─── TEXTE SOURCE ───

Au réveil, je ne me fais pas trop d’illusion sur le programme de la journée : il pleut des cordes et le brouillard est toujours là. Je passe quand même voir Gavin qui me confirme que la météo n’est pas bonne pour aujourd’hui. Moins de vent mais de grosses pluies et beaucoup de brouillard. Voilà qui met fin à mes espoirs de bivouac sur le ridge et qui va m’obliger à modifier mon parcours.
Je décide de partir quand même pour le Quiraing, de faire au moins le début de l’étape puis de revenir à l’auberge de jeunesse ce soir. Je demande à Gavin et Annabelle s’il leur reste un lit. La réponse est oui ! « You are lucky again » me dit Annabelle. Je dois juste changer de chambre et passer de la 39 à la 38.
Je monte tout de suite déplacer mes affaires et je croise Stephan en chemin. Nous discutons de notre programme de la journée. Lui aussi part dans le Quiraing mais au lieu de faire demi-tour et de revenir sur ses pas, il envisage de couper à travers champs et aller jusque Uig. Là, il prendra un bus pour rentrer à Flodigarry. Mais c’est le seul bus de la journée, à 15h30. Je ne sais pas encore si je vais faire pareil mais nous décidons de partir ensemble.
Départ sous la pluie et dans le brouillard. Nous suivons le petit chemin qui serpente au milieu des montagnes, ou plutôt de leurs fantômes. Ça a l’air superbe… mais il nous faudra un peu d’imagination pour «voir » à travers le brouillard.

───

> _CONSIGNES_:
Dans le récit ci-dessus, qu'est-ce qui met fin à l'espoir d'un bivouac sur le ridge et oblige à modifier le parcours ? Répondez en une à trois phrases.

─── EXTRAIT DES DONNÉES ───

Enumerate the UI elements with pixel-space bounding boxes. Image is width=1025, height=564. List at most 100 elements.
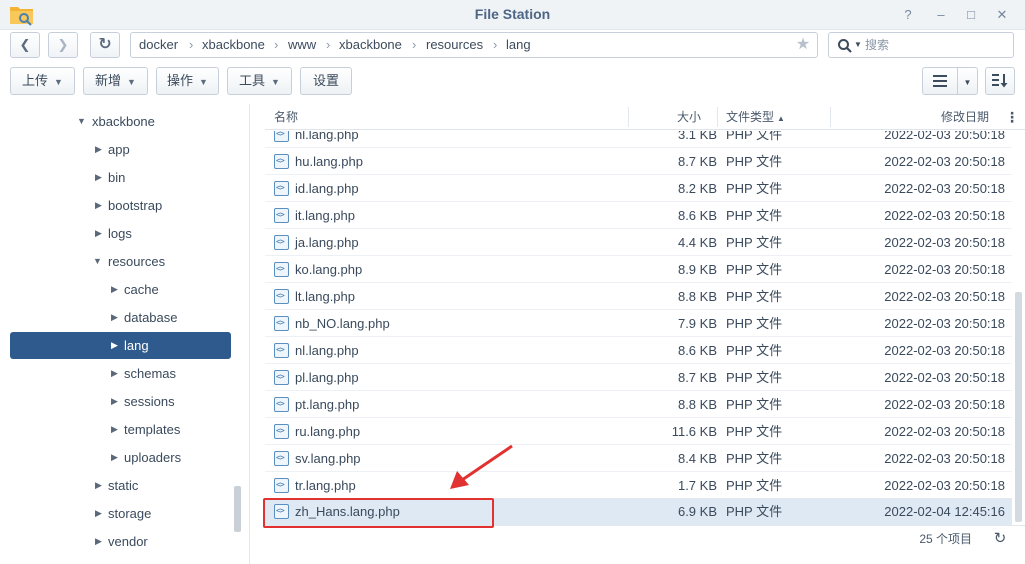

───

> _RÉPONSE COMPLÈTE_:
Gavin confirme que la météo n'est pas bonne pour la journée : moins de vent, mais de grosses pluies et beaucoup de brouillard. Ces conditions mettent fin à l'espoir de bivouaquer sur le ridge et obligent à modifier le parcours.